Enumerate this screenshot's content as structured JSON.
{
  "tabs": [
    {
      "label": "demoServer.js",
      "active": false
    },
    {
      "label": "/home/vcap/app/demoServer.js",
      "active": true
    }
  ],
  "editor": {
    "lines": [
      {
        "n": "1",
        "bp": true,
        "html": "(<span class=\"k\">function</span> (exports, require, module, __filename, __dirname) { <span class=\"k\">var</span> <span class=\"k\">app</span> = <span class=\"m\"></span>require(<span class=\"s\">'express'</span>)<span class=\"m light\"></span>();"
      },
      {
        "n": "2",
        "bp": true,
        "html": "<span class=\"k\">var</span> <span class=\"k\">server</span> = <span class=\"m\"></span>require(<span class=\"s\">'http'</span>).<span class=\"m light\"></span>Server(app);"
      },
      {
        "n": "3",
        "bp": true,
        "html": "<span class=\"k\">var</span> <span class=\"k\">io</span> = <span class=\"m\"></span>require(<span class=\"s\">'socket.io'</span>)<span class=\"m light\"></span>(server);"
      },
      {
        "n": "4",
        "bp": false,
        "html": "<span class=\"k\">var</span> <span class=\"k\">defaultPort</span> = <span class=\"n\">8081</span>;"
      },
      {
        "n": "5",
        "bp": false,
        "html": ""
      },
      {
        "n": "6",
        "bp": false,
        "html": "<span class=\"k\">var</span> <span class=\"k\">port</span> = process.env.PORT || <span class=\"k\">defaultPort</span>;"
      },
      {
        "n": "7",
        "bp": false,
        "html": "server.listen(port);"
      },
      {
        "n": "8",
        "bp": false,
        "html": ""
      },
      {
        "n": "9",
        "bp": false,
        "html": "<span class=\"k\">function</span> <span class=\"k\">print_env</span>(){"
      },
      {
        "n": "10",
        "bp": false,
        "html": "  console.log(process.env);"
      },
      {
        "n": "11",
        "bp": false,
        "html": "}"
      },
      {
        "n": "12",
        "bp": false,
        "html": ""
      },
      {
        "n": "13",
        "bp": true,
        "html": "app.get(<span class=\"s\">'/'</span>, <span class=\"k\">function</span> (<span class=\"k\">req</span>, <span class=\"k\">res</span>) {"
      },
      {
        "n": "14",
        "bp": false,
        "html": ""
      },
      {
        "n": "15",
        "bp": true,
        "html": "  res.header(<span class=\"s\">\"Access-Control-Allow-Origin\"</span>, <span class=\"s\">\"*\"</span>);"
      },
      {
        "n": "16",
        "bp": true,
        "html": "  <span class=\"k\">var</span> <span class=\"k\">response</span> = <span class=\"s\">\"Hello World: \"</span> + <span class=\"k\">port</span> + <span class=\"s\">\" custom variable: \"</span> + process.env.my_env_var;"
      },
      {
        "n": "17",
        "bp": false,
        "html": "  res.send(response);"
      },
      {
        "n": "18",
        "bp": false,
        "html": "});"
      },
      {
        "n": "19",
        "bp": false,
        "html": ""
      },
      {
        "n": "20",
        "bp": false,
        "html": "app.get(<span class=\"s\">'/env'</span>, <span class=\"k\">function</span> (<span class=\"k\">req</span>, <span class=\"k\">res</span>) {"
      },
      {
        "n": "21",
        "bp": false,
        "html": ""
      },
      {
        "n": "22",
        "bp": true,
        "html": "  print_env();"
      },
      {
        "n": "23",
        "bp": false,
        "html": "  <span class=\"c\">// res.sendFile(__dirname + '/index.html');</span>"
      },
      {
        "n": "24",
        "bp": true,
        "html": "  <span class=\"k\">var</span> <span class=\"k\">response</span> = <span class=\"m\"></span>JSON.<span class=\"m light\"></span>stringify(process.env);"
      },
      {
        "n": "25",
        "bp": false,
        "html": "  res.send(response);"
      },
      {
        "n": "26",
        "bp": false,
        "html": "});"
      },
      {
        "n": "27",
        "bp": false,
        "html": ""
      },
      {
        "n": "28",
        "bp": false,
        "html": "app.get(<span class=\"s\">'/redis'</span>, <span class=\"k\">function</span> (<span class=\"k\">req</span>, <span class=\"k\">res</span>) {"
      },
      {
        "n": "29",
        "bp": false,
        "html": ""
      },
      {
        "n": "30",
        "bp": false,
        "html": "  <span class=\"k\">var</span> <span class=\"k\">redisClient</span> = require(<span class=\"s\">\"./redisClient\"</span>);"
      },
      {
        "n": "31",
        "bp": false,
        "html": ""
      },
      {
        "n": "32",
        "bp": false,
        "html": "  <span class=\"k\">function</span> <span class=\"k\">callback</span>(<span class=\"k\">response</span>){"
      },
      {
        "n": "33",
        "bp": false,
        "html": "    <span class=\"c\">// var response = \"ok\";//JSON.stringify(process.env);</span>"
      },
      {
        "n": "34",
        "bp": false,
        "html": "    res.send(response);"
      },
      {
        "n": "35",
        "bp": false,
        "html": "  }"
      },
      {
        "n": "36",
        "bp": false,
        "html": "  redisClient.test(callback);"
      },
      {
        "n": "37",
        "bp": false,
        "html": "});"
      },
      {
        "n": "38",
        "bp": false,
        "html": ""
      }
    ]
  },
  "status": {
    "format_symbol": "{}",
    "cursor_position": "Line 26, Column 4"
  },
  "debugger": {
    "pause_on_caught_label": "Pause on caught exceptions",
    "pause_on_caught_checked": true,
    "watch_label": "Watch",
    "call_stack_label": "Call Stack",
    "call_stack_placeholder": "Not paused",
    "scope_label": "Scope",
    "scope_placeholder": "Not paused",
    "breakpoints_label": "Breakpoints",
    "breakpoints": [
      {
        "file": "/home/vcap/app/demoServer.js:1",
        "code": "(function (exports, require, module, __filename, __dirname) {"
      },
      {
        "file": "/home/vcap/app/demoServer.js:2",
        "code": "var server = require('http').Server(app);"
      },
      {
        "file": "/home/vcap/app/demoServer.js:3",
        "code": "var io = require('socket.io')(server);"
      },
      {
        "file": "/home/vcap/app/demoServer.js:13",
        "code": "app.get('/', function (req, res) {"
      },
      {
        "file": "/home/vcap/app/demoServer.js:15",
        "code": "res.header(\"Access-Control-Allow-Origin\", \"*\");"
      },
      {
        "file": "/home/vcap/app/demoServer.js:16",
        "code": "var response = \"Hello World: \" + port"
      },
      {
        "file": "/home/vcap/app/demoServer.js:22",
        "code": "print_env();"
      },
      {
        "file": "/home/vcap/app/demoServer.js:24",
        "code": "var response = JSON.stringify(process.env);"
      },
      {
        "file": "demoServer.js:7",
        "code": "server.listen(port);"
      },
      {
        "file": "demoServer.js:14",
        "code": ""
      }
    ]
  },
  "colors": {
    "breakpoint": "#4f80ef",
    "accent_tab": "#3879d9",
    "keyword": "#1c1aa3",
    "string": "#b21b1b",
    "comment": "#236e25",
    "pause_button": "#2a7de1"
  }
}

▶ [WHAT YOU WILL DO] Look through the entries above; copy each line where the string "vcap" appears.

▶ [RESULT]
      "label": "/home/vcap/app/demoServer.js",
        "file": "/home/vcap/app/demoServer.js:1",
        "file": "/home/vcap/app/demoServer.js:2",
        "file": "/home/vcap/app/demoServer.js:3",
        "file": "/home/vcap/app/demoServer.js:13",
        "file": "/home/vcap/app/demoServer.js:15",
        "file": "/home/vcap/app/demoServer.js:16",
        "file": "/home/vcap/app/demoServer.js:22",
        "file": "/home/vcap/app/demoServer.js:24",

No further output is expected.